■ Exercise brief ■
Pick out the lines in the listing below that contain the word "keys" and copy them.

┌─ Input material

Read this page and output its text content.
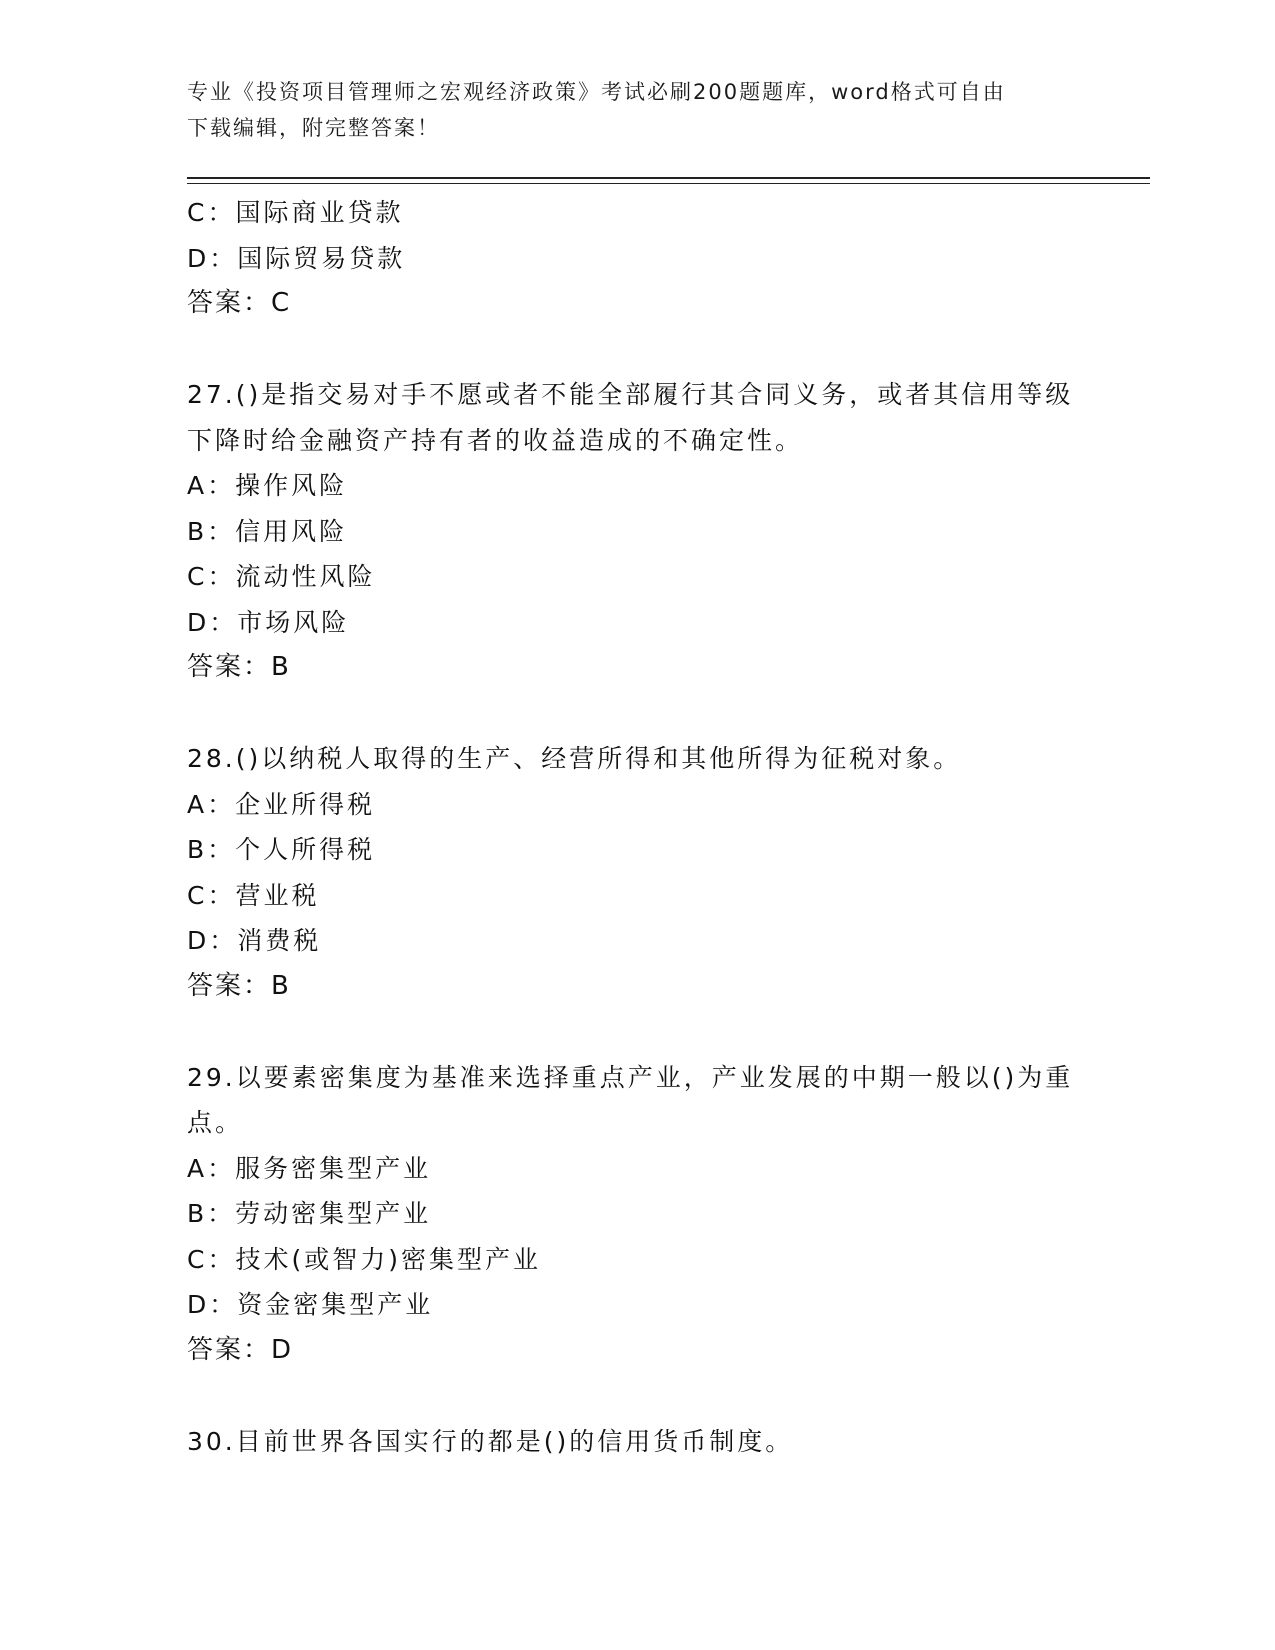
专业《投资项目管理师之宏观经济政策》考试必刷200题题库，word格式可自由
下载编辑，附完整答案！
C：国际商业贷款
D：国际贸易贷款
答案：C
27.()是指交易对手不愿或者不能全部履行其合同义务，或者其信用等级下降时给金融资产持有者的收益造成的不确定性。
A：操作风险
B：信用风险
C：流动性风险
D：市场风险
答案：B
28.()以纳税人取得的生产、经营所得和其他所得为征税对象。
A：企业所得税
B：个人所得税
C：营业税
D：消费税
答案：B
29.以要素密集度为基准来选择重点产业，产业发展的中期一般以()为重点。
A：服务密集型产业
B：劳动密集型产业
C：技术(或智力)密集型产业
D：资金密集型产业
答案：D
30.目前世界各国实行的都是()的信用货币制度。
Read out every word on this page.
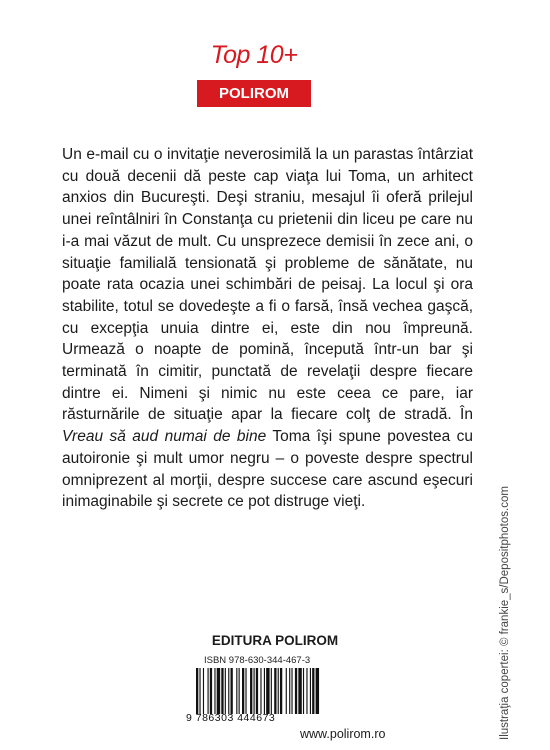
Top 10+
POLIROM

Un e-mail cu o invitaţie neverosimilă la un parastas întârziat cu două decenii dă peste cap viaţa lui Toma, un arhitect anxios din Bucureşti. Deşi straniu, mesajul îi oferă prilejul unei reîntâlniri în Constanţa cu prietenii din liceu pe care nu i-a mai văzut de mult. Cu unsprezece demisii în zece ani, o situaţie familială tensionată şi probleme de sănătate, nu poate rata ocazia unei schimbări de peisaj. La locul şi ora stabilite, totul se dovedeşte a fi o farsă, însă vechea gaşcă, cu excepţia unuia dintre ei, este din nou împreună. Urmează o noapte de pomină, începută într-un bar şi terminată în cimitir, punctată de revelaţii despre fiecare dintre ei. Nimeni şi nimic nu este ceea ce pare, iar răsturnările de situaţie apar la fiecare colţ de stradă. În Vreau să aud numai de bine Toma îşi spune povestea cu autoironie şi mult umor negru – o poveste despre spectrul omniprezent al morţii, despre succese care ascund eşecuri inimaginabile şi secrete ce pot distruge vieţi.

EDITURA POLIROM
ISBN 978-630-344-467-3
9 786303 444673
www.polirom.ro	Ilustraţia copertei: © frankie_s/Depositphotos.com
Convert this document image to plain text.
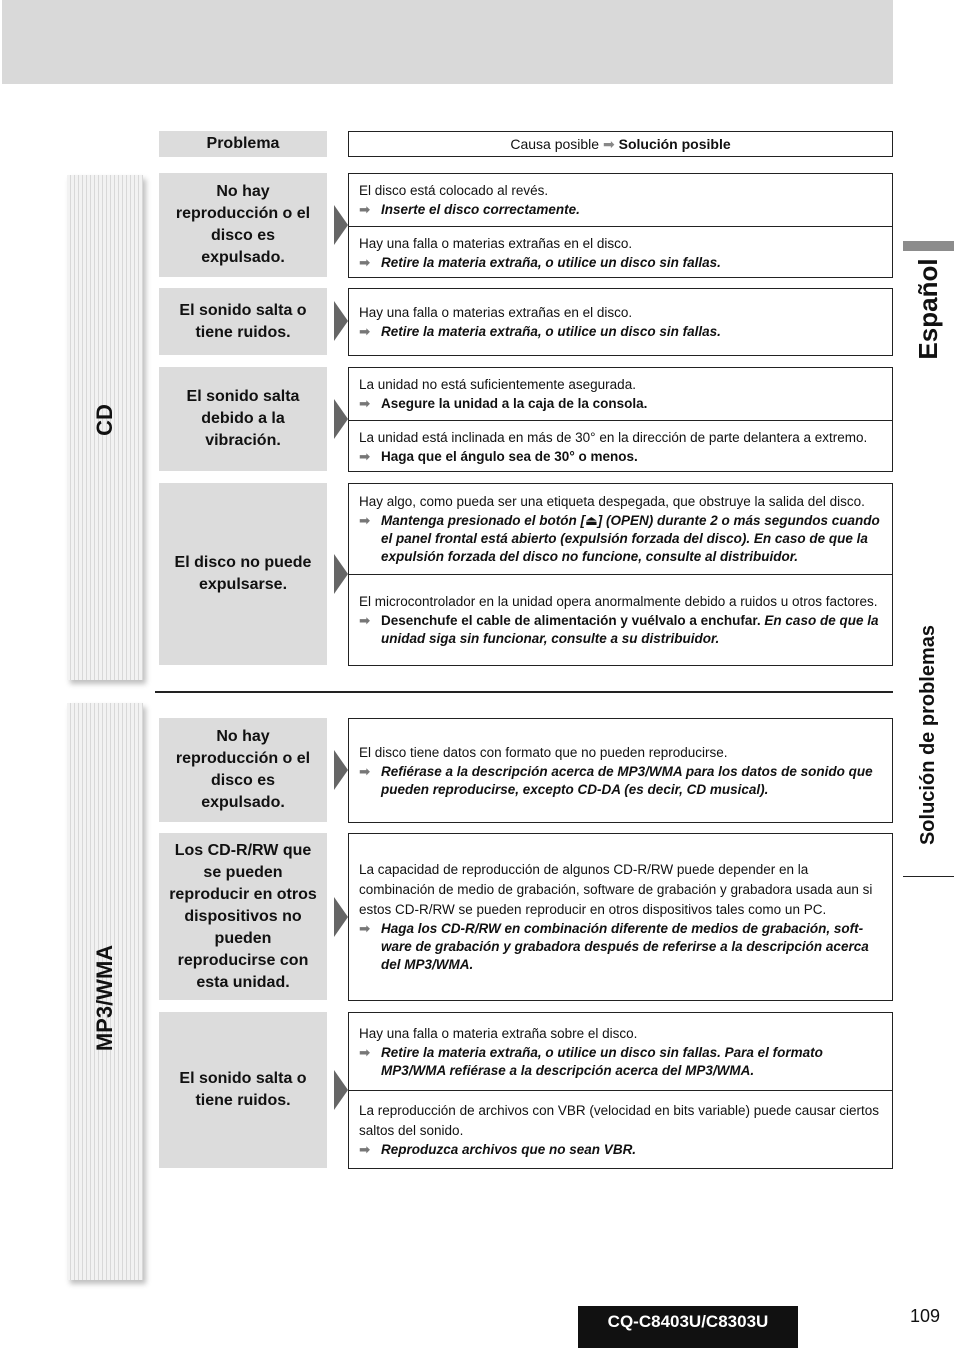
Problema	Causa posible ➡ Solución posible
CD
MP3/WMA
No hay reproducción o el disco es expulsado.
El disco está colocado al revés.
➡ Inserte el disco correctamente.
Hay una falla o materias extrañas en el disco.
➡ Retire la materia extraña, o utilice un disco sin fallas.
El sonido salta o tiene ruidos.
Hay una falla o materias extrañas en el disco.
➡ Retire la materia extraña, o utilice un disco sin fallas.
El sonido salta debido a la vibración.
La unidad no está suficientemente asegurada.
➡ Asegure la unidad a la caja de la consola.
La unidad está inclinada en más de 30° en la dirección de parte delantera a extremo.
➡ Haga que el ángulo sea de 30° o menos.
El disco no puede expulsarse.
Hay algo, como pueda ser una etiqueta despegada, que obstruye la salida del disco.
➡ Mantenga presionado el botón [⏏] (OPEN) durante 2 o más segundos cuando el panel frontal está abierto (expulsión forzada del disco). En caso de que la expulsión forzada del disco no funcione, consulte al distribuidor.
El microcontrolador en la unidad opera anormalmente debido a ruidos u otros factores.
➡ Desenchufe el cable de alimentación y vuélvalo a enchufar. En caso de que la unidad siga sin funcionar, consulte a su distribuidor.
No hay reproducción o el disco es expulsado.
El disco tiene datos con formato que no pueden reproducirse.
➡ Refiérase a la descripción acerca de MP3/WMA para los datos de sonido que pueden reproducirse, excepto CD-DA (es decir, CD musical).
Los CD-R/RW que se pueden reproducir en otros dispositivos no pueden reproducirse con esta unidad.
La capacidad de reproducción de algunos CD-R/RW puede depender en la combinación de medio de grabación, software de grabación y grabadora usada aun si estos CD-R/RW se pueden reproducir en otros dispositivos tales como un PC.
➡ Haga los CD-R/RW en combinación diferente de medios de grabación, soft-ware de grabación y grabadora después de referirse a la descripción acerca del MP3/WMA.
El sonido salta o tiene ruidos.
Hay una falla o materia extraña sobre el disco.
➡ Retire la materia extraña, o utilice un disco sin fallas. Para el formato MP3/WMA refiérase a la descripción acerca del MP3/WMA.
La reproducción de archivos con VBR (velocidad en bits variable) puede causar ciertos saltos del sonido.
➡ Reproduzca archivos que no sean VBR.
Español
Solución de problemas
CQ-C8403U/C8303U	109
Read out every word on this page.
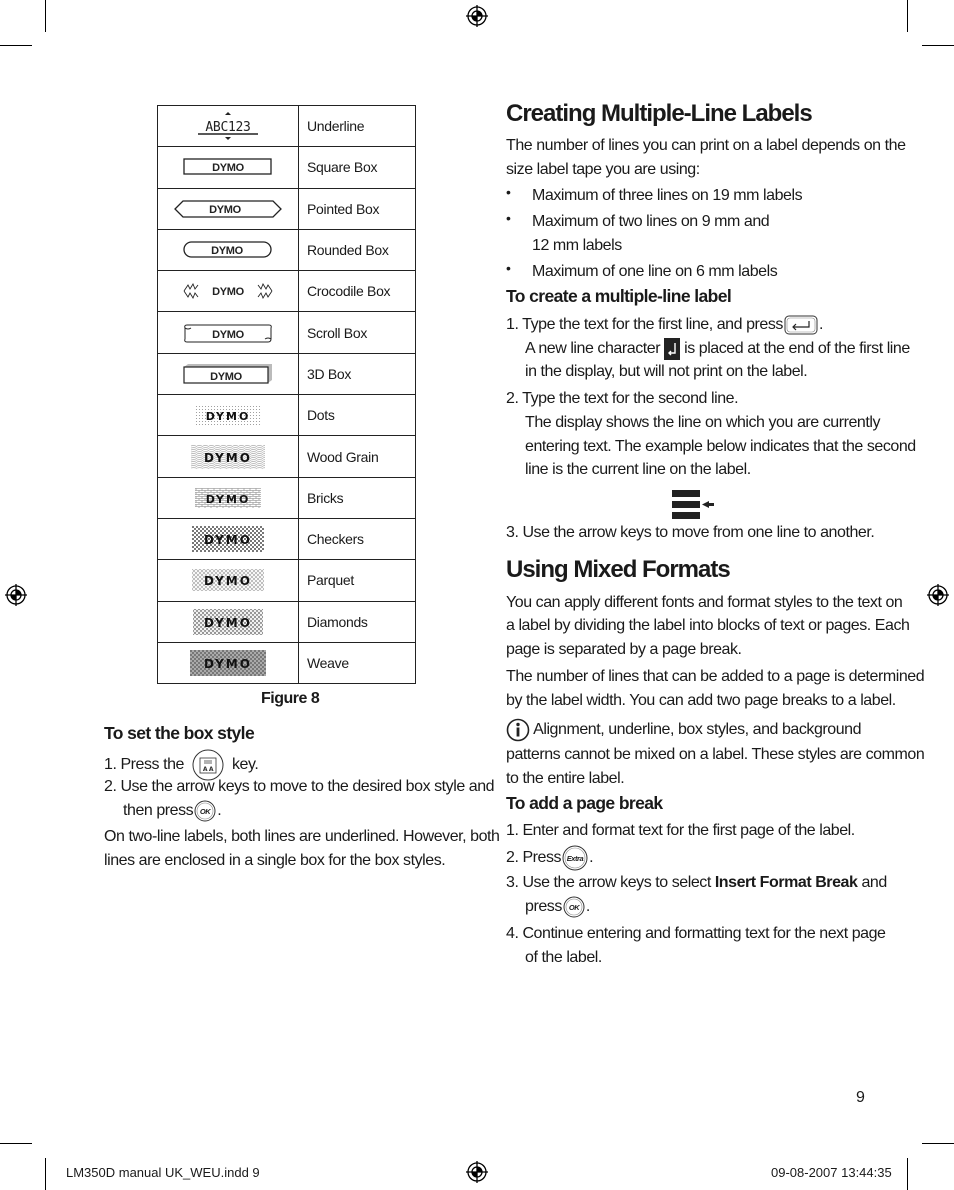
ABC123	Underline

DYMO	Square Box

DYMO	Pointed Box

DYMO	Rounded Box

DYMO	Crocodile Box

DYMO	Scroll Box

DYMO	3D Box

DYMO	Dots

DYMO	Wood Grain

DYMO	Bricks

DYMO	Checkers

DYMO	Parquet

DYMO	Diamonds

DYMO	Weave
Figure 8
To set the box style
1. Press the	A A key.
2. Use the arrow keys to move to the desired box style and
then press OK .
On two-line labels, both lines are underlined. However, both
lines are enclosed in a single box for the box styles.
Creating Multiple-Line Labels
The number of lines you can print on a label depends on the
size label tape you are using:
• Maximum of three lines on 19 mm labels
• Maximum of two lines on 9 mm and
12 mm labels
• Maximum of one line on 6 mm labels
To create a multiple-line label
1. Type the text for the first line, and press .
A new line character is placed at the end of the first line
in the display, but will not print on the label.
2. Type the text for the second line.
The display shows the line on which you are currently
entering text. The example below indicates that the second
line is the current line on the label.
3. Use the arrow keys to move from one line to another.
Using Mixed Formats
You can apply different fonts and format styles to the text on
a label by dividing the label into blocks of text or pages. Each
page is separated by a page break.
The number of lines that can be added to a page is determined
by the label width. You can add two page breaks to a label.
Alignment, underline, box styles, and background
patterns cannot be mixed on a label. These styles are common
to the entire label.
To add a page break
1. Enter and format text for the first page of the label.
2. Press Extra .
3. Use the arrow keys to select Insert Format Break and
press OK .
4. Continue entering and formatting text for the next page
of the label.
9
LM350D manual UK_WEU.indd 9	09-08-2007 13:44:35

└─

■ Task result ■
2. Use the arrow keys to move to the desired box style and
3. Use the arrow keys to move from one line to another.
3. Use the arrow keys to select Insert Format Break and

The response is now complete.